__Directive__
Find each line with "Request" and copy it.

Data tied to figure images:
******************************

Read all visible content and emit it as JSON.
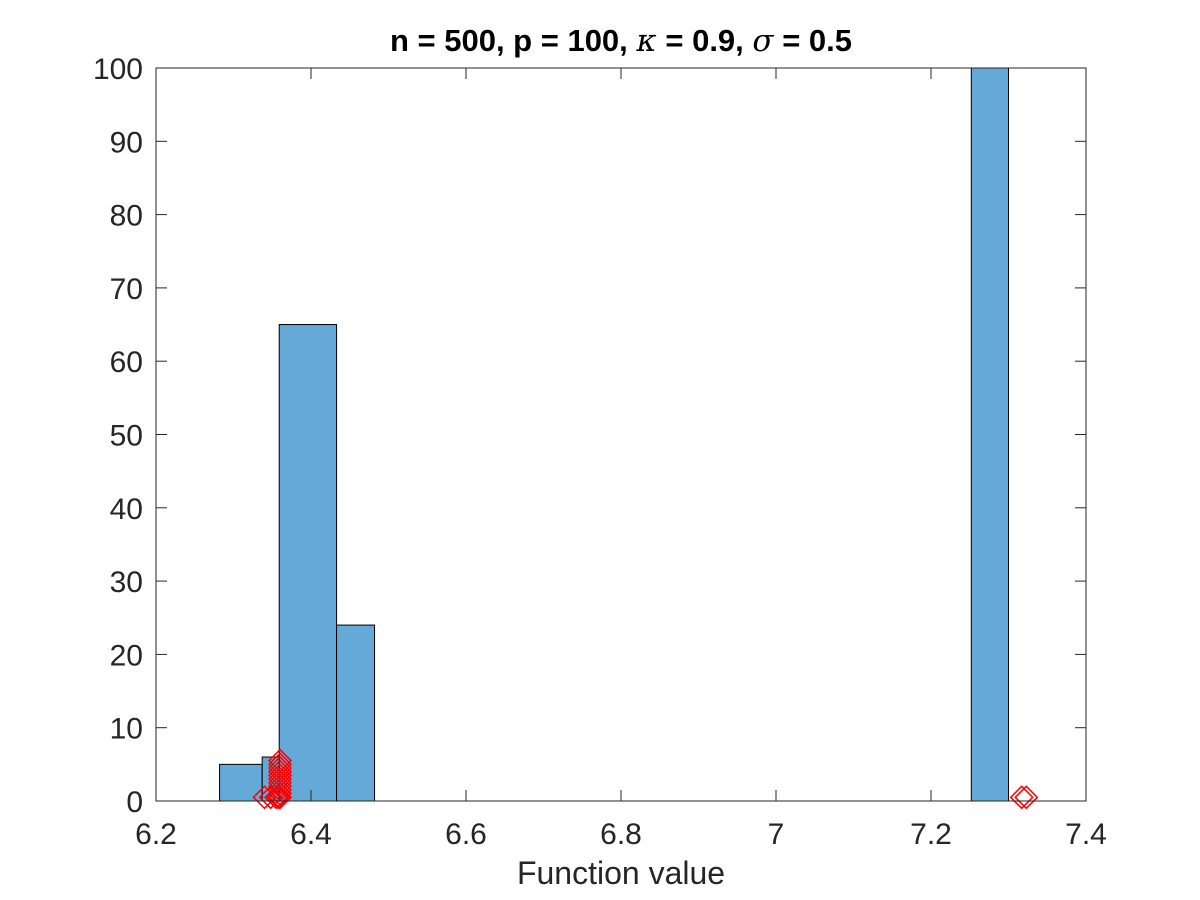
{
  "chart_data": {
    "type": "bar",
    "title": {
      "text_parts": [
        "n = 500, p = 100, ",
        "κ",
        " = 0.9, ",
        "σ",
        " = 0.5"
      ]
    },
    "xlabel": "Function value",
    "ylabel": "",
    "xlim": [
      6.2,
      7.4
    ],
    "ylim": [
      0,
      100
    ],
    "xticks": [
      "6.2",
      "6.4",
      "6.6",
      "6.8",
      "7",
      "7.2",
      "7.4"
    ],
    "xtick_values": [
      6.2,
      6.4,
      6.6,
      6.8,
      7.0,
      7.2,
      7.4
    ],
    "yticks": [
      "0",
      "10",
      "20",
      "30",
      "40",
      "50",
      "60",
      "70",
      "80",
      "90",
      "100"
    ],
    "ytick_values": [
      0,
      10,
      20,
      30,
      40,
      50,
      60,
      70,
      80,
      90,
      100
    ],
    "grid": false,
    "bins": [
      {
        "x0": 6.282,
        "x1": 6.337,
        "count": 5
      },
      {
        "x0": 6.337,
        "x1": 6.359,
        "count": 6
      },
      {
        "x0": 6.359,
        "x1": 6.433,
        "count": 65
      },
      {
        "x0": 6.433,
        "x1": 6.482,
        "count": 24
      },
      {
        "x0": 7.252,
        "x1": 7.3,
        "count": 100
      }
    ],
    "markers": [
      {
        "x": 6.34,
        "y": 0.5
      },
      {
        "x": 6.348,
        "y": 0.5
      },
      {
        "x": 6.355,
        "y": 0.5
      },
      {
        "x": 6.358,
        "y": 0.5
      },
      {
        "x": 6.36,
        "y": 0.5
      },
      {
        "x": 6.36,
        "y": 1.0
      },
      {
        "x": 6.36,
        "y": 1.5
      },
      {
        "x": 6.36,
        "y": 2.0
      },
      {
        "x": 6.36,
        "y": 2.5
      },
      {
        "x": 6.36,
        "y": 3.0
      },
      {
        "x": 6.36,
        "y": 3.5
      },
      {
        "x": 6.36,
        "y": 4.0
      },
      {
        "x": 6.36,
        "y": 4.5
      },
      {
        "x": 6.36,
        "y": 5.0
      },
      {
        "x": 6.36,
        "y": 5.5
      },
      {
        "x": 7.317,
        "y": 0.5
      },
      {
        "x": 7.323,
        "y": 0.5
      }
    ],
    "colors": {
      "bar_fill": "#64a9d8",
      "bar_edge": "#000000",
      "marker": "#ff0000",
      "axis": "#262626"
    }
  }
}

******************************

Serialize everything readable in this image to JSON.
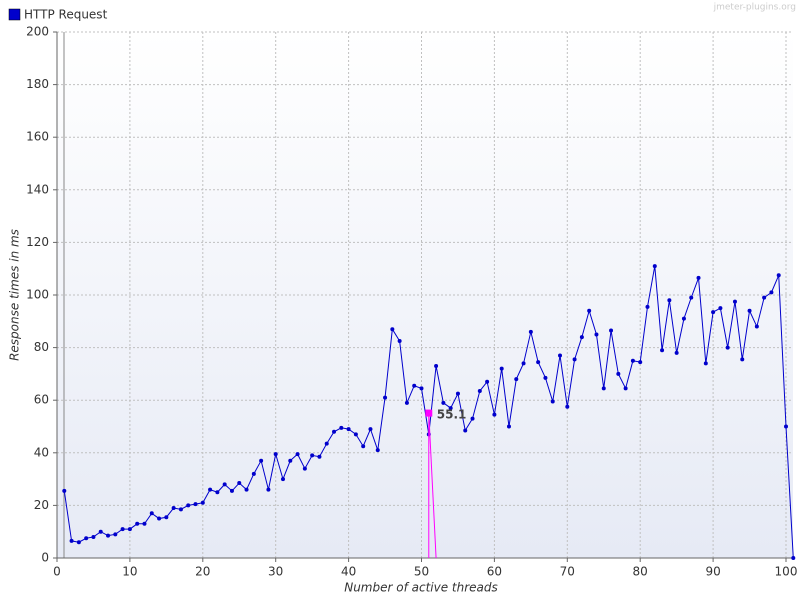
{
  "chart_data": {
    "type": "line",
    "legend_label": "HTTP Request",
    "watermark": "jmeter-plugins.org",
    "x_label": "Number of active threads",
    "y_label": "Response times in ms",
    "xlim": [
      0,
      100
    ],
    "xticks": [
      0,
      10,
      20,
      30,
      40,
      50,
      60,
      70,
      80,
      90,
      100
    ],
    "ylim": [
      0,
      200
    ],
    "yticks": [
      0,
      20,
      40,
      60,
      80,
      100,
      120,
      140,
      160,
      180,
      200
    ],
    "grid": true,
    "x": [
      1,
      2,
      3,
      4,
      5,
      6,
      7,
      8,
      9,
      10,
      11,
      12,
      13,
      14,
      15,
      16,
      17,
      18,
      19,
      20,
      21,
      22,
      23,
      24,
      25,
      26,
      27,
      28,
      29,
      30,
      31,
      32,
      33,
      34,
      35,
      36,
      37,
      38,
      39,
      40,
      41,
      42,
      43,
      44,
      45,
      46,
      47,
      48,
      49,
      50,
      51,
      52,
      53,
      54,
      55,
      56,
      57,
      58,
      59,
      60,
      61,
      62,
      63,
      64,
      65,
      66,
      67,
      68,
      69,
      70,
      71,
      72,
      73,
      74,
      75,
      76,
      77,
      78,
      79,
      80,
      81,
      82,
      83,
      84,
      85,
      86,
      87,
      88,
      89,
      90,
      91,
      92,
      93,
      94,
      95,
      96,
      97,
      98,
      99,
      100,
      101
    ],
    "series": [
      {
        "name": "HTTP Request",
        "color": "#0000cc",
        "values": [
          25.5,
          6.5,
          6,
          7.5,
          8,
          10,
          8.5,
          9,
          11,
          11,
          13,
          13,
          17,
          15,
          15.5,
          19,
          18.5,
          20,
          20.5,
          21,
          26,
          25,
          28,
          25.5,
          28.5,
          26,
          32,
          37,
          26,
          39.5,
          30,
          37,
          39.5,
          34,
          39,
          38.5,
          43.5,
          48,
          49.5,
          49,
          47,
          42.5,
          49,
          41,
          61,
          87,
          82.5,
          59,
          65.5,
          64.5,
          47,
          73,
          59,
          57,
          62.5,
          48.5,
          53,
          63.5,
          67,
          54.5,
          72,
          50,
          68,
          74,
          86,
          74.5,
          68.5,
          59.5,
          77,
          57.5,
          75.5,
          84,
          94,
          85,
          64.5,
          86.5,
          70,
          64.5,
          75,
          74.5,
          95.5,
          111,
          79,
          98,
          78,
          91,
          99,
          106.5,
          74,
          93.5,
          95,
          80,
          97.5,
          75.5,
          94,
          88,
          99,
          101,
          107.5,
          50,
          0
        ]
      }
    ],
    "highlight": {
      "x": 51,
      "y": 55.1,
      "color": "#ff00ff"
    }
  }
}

******************************

__Completed exercise__
    "legend_label": "HTTP Request",
        "name": "HTTP Request",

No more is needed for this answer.